### Task instructions
Filter out everything except lines holding "kind".
-- BEGIN --
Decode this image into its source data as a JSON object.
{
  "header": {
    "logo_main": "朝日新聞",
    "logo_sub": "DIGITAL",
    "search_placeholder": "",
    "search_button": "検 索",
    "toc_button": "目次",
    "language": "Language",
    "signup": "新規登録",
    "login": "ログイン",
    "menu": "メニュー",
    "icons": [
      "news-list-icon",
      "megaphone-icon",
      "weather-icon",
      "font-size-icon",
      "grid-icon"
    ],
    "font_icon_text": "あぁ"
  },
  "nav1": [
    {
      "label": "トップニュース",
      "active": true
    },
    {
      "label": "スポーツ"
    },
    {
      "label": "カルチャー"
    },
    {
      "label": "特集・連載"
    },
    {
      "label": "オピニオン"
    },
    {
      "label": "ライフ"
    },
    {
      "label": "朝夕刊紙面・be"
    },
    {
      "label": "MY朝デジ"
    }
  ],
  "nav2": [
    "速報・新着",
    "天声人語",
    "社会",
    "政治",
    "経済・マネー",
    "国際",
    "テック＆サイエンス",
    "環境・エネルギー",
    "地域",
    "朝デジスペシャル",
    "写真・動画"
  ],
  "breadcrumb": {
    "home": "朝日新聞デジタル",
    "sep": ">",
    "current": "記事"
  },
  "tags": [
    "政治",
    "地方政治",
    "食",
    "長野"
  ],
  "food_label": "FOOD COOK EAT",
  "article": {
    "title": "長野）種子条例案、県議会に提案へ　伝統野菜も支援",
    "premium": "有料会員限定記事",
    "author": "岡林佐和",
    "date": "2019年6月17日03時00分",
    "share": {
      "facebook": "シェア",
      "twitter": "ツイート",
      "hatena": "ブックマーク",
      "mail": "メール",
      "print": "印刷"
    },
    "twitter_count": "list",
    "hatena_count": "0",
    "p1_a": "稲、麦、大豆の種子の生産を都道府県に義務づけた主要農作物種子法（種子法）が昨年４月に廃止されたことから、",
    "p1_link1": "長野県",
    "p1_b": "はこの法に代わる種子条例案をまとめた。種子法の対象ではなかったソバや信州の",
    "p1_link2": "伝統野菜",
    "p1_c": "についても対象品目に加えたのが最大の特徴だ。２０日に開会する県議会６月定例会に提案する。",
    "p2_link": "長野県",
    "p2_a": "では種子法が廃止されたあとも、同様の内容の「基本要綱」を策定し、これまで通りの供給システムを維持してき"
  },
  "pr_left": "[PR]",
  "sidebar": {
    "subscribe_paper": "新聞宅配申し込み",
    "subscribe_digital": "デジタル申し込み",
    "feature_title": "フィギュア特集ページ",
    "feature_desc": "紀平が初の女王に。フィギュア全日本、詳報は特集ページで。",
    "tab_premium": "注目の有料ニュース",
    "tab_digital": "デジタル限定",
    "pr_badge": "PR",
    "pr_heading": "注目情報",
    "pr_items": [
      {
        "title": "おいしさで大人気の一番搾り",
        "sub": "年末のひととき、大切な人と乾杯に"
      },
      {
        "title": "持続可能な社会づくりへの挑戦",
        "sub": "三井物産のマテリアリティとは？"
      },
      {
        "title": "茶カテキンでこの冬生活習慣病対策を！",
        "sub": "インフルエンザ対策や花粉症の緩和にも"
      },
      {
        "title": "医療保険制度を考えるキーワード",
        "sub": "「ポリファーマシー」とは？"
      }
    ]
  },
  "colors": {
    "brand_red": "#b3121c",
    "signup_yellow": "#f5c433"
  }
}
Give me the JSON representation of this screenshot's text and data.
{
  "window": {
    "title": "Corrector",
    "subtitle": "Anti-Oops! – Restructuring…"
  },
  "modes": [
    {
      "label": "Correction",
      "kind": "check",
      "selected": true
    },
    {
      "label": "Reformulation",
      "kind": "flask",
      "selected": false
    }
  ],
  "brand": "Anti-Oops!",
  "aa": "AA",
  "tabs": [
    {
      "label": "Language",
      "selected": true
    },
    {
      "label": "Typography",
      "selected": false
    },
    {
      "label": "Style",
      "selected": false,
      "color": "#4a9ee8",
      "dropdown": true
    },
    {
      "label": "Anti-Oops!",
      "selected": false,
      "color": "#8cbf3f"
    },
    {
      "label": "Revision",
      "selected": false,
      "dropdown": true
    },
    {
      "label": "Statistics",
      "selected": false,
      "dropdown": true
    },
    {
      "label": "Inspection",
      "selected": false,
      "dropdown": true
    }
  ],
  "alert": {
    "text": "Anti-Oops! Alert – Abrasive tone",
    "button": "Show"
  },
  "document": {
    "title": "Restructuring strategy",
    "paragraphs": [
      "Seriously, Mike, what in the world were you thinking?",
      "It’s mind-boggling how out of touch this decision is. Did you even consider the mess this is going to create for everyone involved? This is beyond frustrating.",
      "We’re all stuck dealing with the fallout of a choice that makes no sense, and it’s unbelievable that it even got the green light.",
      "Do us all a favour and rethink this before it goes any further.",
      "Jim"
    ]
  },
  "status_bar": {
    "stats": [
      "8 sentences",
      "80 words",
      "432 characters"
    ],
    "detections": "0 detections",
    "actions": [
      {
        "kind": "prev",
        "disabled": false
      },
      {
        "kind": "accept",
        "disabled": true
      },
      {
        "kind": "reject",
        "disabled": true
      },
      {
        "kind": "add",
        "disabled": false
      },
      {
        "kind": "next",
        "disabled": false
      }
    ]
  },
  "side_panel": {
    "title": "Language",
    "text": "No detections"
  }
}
-- END --
### Finished task
      "kind": "check",
      "kind": "flask",
        "kind": "prev",
        "kind": "accept",
        "kind": "reject",
        "kind": "add",
        "kind": "next",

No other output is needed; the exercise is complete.